▸ What is being asked: Reproduce verbatim the part of the records that runs from their first line through the line containing "y-tick-label: ($100K) [43, 345, 86, 359]", with both of those lines included.

Listings of element locations
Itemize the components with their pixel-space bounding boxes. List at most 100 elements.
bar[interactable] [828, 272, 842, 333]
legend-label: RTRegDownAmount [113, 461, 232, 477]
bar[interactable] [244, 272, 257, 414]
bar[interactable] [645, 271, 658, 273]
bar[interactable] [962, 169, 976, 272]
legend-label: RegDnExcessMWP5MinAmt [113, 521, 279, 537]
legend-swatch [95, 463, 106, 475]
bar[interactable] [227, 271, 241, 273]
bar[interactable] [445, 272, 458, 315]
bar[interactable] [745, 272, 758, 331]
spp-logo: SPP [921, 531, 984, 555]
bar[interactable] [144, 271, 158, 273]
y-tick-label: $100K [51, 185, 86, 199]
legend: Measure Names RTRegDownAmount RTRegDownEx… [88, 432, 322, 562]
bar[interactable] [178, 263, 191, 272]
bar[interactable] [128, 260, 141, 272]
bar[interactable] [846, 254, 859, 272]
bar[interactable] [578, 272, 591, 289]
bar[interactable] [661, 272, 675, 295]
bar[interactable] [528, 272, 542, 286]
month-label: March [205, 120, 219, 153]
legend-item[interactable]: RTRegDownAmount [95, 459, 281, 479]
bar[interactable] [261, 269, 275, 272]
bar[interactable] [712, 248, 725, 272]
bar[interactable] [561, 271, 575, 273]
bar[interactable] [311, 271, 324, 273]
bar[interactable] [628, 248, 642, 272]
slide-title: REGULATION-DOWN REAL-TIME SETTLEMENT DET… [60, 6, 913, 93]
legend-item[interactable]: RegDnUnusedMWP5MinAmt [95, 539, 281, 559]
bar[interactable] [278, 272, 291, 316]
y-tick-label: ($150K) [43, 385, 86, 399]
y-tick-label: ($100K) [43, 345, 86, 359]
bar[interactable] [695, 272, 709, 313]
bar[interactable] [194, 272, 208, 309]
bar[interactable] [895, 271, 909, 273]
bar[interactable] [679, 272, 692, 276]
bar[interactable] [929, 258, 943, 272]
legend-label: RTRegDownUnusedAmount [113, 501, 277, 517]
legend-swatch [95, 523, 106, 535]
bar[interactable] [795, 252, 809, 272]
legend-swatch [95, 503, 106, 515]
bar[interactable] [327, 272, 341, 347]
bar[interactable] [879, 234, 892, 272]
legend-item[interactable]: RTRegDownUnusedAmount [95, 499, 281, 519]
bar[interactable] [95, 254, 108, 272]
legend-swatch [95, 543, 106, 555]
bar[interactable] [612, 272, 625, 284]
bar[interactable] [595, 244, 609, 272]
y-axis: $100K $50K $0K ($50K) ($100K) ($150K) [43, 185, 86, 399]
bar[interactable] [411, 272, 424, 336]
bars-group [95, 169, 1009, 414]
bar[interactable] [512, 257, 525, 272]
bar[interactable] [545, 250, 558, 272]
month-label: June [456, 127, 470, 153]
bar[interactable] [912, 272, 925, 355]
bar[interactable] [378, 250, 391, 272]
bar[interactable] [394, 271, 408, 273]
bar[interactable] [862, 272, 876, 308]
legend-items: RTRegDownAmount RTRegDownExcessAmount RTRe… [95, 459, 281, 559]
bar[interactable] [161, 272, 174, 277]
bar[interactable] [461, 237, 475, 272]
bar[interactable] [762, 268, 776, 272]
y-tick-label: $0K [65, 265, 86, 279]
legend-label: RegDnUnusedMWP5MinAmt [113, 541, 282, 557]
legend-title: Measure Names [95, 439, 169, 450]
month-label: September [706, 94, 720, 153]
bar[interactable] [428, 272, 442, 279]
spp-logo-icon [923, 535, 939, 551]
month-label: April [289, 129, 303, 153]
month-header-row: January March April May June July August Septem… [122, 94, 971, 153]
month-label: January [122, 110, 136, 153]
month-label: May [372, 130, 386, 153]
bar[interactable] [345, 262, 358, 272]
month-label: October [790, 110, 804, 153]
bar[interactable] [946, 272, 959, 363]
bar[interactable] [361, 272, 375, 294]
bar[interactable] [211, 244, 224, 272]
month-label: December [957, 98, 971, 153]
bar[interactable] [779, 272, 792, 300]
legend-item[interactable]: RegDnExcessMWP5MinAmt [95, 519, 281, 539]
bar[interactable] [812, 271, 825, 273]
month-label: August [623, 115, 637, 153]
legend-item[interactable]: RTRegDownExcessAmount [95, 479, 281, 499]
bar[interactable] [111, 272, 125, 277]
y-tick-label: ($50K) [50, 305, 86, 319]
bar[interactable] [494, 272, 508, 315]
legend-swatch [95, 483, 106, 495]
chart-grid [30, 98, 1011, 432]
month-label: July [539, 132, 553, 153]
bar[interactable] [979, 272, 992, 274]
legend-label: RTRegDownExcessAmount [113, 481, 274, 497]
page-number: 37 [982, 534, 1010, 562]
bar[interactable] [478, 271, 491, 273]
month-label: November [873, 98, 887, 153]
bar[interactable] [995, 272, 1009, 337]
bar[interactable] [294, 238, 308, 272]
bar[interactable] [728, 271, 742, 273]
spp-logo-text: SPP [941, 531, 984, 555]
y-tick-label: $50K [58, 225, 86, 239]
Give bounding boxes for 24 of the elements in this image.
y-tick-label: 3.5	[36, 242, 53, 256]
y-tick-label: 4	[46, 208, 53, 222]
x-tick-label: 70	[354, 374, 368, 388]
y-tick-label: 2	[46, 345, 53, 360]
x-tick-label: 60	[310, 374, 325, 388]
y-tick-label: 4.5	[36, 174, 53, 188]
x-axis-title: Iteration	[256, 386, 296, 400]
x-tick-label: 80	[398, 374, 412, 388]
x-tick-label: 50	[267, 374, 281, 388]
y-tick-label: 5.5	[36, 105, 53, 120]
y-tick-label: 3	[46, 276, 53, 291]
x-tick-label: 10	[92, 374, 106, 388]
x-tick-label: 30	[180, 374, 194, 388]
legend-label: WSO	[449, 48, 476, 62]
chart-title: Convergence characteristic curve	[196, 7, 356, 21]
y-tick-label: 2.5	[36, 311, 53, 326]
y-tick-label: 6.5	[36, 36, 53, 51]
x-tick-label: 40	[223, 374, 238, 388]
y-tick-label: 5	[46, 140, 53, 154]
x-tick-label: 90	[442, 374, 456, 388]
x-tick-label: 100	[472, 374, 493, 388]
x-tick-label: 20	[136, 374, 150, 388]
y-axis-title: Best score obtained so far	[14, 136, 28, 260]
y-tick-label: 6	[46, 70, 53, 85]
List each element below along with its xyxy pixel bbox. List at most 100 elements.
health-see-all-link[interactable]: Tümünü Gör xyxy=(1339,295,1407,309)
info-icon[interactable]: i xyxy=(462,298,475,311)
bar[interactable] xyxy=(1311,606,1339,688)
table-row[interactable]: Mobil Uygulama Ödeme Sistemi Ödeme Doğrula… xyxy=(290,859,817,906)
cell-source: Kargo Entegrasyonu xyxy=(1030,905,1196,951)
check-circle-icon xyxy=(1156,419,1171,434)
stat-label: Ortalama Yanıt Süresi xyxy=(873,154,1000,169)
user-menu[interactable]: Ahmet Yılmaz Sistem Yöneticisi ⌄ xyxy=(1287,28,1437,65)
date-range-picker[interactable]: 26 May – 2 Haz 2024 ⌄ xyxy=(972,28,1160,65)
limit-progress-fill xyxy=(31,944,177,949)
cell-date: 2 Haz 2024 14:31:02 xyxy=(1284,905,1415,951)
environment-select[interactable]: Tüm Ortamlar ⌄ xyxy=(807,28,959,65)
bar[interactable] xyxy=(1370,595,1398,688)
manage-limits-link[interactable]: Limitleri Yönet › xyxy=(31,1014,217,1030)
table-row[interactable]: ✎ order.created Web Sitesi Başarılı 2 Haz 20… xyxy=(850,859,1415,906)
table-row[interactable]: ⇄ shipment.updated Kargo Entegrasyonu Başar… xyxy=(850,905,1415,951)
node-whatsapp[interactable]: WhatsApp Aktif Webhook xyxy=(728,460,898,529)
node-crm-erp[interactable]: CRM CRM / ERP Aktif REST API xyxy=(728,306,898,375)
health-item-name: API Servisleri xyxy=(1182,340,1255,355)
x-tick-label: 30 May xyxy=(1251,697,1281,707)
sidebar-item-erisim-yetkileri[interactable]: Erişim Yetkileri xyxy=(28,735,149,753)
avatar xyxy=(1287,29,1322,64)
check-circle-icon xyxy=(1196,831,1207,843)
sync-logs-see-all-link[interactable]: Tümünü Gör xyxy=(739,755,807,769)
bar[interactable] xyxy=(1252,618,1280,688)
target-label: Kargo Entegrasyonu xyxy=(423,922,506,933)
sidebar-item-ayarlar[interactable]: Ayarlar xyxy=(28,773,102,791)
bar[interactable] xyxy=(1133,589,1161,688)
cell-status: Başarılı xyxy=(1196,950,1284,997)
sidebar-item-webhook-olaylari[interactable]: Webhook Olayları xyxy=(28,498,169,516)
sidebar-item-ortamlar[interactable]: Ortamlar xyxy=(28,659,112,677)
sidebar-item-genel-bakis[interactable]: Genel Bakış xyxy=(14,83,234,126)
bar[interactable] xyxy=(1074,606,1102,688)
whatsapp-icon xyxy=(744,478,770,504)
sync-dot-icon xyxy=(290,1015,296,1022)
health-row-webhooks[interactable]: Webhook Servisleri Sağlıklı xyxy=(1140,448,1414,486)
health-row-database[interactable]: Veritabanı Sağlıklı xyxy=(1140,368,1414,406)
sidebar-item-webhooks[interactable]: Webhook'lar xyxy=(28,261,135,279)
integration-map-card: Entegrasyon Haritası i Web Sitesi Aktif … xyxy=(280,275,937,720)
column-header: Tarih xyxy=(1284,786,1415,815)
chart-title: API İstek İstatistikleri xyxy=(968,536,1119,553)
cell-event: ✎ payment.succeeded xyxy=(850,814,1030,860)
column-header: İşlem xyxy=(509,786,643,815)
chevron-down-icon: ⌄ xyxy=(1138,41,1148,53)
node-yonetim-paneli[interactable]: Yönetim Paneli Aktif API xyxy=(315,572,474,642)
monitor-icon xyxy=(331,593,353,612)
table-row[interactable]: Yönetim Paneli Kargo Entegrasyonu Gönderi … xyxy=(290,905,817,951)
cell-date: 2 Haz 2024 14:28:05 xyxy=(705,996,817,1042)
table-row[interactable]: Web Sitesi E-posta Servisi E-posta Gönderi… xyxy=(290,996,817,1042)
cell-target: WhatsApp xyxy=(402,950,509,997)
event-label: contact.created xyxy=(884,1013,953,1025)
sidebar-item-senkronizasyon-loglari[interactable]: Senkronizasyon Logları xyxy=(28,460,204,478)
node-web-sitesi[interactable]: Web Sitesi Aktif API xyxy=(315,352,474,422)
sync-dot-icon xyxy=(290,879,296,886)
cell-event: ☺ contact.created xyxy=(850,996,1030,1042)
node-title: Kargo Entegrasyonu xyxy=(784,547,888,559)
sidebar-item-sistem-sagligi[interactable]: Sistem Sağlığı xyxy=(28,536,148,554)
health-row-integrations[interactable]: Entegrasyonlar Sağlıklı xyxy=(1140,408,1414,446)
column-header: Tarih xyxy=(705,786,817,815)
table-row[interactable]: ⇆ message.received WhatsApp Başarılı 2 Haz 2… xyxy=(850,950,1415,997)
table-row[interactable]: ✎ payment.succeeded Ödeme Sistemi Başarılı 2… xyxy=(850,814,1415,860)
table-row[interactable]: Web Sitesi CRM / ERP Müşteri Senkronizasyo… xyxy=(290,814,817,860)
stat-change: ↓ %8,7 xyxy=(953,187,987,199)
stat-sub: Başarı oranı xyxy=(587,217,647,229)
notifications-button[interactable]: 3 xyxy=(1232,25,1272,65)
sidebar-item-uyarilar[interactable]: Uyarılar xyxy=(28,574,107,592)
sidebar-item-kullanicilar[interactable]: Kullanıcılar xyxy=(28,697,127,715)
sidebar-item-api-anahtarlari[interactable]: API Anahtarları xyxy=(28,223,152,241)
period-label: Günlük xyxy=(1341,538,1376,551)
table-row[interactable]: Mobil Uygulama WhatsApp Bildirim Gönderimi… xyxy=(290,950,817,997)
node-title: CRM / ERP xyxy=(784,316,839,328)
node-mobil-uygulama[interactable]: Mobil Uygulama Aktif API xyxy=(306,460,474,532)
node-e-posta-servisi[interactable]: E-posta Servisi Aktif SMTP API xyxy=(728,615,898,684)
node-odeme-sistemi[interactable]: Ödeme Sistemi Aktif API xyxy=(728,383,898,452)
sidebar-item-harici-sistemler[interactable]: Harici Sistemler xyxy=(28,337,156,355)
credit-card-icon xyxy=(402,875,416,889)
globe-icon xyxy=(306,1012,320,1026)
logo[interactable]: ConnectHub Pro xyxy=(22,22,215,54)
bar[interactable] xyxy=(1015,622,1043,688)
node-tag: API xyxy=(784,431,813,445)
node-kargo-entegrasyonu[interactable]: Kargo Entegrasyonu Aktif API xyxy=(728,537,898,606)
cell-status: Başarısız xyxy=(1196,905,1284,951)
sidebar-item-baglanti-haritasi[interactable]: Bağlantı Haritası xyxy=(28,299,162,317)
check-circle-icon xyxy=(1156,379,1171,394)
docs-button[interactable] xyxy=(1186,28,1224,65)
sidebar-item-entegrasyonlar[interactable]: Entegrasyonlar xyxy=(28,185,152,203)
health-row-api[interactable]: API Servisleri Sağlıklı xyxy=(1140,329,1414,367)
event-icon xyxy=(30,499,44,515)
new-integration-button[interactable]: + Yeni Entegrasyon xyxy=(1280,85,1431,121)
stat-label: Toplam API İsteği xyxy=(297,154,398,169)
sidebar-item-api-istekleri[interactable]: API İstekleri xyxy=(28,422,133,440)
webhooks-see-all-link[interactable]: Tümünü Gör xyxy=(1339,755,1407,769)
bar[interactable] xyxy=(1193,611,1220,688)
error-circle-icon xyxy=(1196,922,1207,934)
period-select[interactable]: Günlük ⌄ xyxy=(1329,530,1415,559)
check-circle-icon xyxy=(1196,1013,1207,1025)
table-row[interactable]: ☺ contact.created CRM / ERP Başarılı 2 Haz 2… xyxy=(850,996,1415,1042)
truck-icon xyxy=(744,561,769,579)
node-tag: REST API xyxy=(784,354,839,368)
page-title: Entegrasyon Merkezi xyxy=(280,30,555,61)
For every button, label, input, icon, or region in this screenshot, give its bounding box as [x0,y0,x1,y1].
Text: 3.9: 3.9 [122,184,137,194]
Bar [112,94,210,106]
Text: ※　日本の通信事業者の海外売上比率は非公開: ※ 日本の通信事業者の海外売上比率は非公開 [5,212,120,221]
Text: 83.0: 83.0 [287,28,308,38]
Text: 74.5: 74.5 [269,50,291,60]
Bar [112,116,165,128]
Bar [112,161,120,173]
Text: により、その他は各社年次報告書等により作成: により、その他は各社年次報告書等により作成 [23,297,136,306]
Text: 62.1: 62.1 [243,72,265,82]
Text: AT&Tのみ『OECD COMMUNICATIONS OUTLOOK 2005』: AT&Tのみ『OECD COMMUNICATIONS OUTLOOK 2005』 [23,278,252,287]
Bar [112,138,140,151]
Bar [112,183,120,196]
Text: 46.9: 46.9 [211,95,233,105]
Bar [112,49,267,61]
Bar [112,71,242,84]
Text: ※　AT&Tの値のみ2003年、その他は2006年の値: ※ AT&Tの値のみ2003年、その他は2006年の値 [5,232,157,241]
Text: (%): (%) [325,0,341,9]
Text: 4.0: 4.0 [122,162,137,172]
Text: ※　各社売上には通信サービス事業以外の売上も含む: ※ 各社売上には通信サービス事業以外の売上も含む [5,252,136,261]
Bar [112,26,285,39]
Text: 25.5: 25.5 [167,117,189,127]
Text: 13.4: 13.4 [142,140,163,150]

▸ Task solution:
Itemize the components with their pixel-space bounding boxes. List at most 100 elements.
bar[interactable] [828, 272, 842, 333]
legend-label: RTRegDownAmount [113, 461, 232, 477]
bar[interactable] [244, 272, 257, 414]
bar[interactable] [645, 271, 658, 273]
bar[interactable] [962, 169, 976, 272]
legend-label: RegDnExcessMWP5MinAmt [113, 521, 279, 537]
legend-swatch [95, 463, 106, 475]
bar[interactable] [227, 271, 241, 273]
bar[interactable] [445, 272, 458, 315]
bar[interactable] [745, 272, 758, 331]
spp-logo: SPP [921, 531, 984, 555]
bar[interactable] [144, 271, 158, 273]
y-tick-label: $100K [51, 185, 86, 199]
legend: Measure Names RTRegDownAmount RTRegDownEx… [88, 432, 322, 562]
bar[interactable] [178, 263, 191, 272]
bar[interactable] [128, 260, 141, 272]
bar[interactable] [846, 254, 859, 272]
bar[interactable] [578, 272, 591, 289]
bar[interactable] [661, 272, 675, 295]
bar[interactable] [528, 272, 542, 286]
month-label: March [205, 120, 219, 153]
legend-item[interactable]: RTRegDownAmount [95, 459, 281, 479]
bar[interactable] [261, 269, 275, 272]
bar[interactable] [712, 248, 725, 272]
bar[interactable] [561, 271, 575, 273]
bar[interactable] [311, 271, 324, 273]
bar[interactable] [628, 248, 642, 272]
slide-title: REGULATION-DOWN REAL-TIME SETTLEMENT DET… [60, 6, 913, 93]
legend-item[interactable]: RegDnUnusedMWP5MinAmt [95, 539, 281, 559]
bar[interactable] [278, 272, 291, 316]
y-tick-label: ($150K) [43, 385, 86, 399]
y-tick-label: ($100K) [43, 345, 86, 359]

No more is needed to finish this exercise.